(Records from a collection)
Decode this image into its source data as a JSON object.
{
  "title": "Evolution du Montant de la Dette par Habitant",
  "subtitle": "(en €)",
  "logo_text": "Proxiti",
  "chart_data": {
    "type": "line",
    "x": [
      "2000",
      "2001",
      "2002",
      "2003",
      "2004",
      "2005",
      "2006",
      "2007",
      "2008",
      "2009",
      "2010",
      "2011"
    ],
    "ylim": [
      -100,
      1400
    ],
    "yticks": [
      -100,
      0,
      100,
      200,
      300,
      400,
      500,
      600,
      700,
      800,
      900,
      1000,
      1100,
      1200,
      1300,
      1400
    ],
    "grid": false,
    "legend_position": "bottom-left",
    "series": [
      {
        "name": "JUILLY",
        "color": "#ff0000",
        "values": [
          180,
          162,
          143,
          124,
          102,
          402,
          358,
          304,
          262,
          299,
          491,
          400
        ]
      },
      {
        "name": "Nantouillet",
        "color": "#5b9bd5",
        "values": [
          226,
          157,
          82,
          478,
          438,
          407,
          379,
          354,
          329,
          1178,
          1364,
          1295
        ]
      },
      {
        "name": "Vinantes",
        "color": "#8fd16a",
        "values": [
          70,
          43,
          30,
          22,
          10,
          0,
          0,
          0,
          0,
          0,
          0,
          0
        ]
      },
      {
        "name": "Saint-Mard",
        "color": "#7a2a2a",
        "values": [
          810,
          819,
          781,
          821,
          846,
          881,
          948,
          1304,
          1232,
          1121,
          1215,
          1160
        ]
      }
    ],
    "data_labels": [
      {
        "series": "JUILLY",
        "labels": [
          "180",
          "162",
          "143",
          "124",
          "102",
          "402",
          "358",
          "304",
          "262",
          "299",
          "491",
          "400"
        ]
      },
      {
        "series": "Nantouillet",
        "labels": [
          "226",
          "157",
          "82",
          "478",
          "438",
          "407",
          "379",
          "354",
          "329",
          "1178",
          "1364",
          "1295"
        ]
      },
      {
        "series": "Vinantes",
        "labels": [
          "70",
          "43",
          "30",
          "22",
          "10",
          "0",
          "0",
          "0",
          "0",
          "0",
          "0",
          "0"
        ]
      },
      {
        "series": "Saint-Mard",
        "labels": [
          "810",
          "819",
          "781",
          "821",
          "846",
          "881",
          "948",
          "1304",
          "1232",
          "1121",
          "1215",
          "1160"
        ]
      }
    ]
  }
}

REQUIRED TASK: Write out every record shown above, word for word.

EXERCISE SOLUTION:
Decode this image into its source data as a JSON object.
{
  "title": "Evolution du Montant de la Dette par Habitant",
  "subtitle": "(en €)",
  "logo_text": "Proxiti",
  "chart_data": {
    "type": "line",
    "x": [
      "2000",
      "2001",
      "2002",
      "2003",
      "2004",
      "2005",
      "2006",
      "2007",
      "2008",
      "2009",
      "2010",
      "2011"
    ],
    "ylim": [
      -100,
      1400
    ],
    "yticks": [
      -100,
      0,
      100,
      200,
      300,
      400,
      500,
      600,
      700,
      800,
      900,
      1000,
      1100,
      1200,
      1300,
      1400
    ],
    "grid": false,
    "legend_position": "bottom-left",
    "series": [
      {
        "name": "JUILLY",
        "color": "#ff0000",
        "values": [
          180,
          162,
          143,
          124,
          102,
          402,
          358,
          304,
          262,
          299,
          491,
          400
        ]
      },
      {
        "name": "Nantouillet",
        "color": "#5b9bd5",
        "values": [
          226,
          157,
          82,
          478,
          438,
          407,
          379,
          354,
          329,
          1178,
          1364,
          1295
        ]
      },
      {
        "name": "Vinantes",
        "color": "#8fd16a",
        "values": [
          70,
          43,
          30,
          22,
          10,
          0,
          0,
          0,
          0,
          0,
          0,
          0
        ]
      },
      {
        "name": "Saint-Mard",
        "color": "#7a2a2a",
        "values": [
          810,
          819,
          781,
          821,
          846,
          881,
          948,
          1304,
          1232,
          1121,
          1215,
          1160
        ]
      }
    ],
    "data_labels": [
      {
        "series": "JUILLY",
        "labels": [
          "180",
          "162",
          "143",
          "124",
          "102",
          "402",
          "358",
          "304",
          "262",
          "299",
          "491",
          "400"
        ]
      },
      {
        "series": "Nantouillet",
        "labels": [
          "226",
          "157",
          "82",
          "478",
          "438",
          "407",
          "379",
          "354",
          "329",
          "1178",
          "1364",
          "1295"
        ]
      },
      {
        "series": "Vinantes",
        "labels": [
          "70",
          "43",
          "30",
          "22",
          "10",
          "0",
          "0",
          "0",
          "0",
          "0",
          "0",
          "0"
        ]
      },
      {
        "series": "Saint-Mard",
        "labels": [
          "810",
          "819",
          "781",
          "821",
          "846",
          "881",
          "948",
          "1304",
          "1232",
          "1121",
          "1215",
          "1160"
        ]
      }
    ]
  }
}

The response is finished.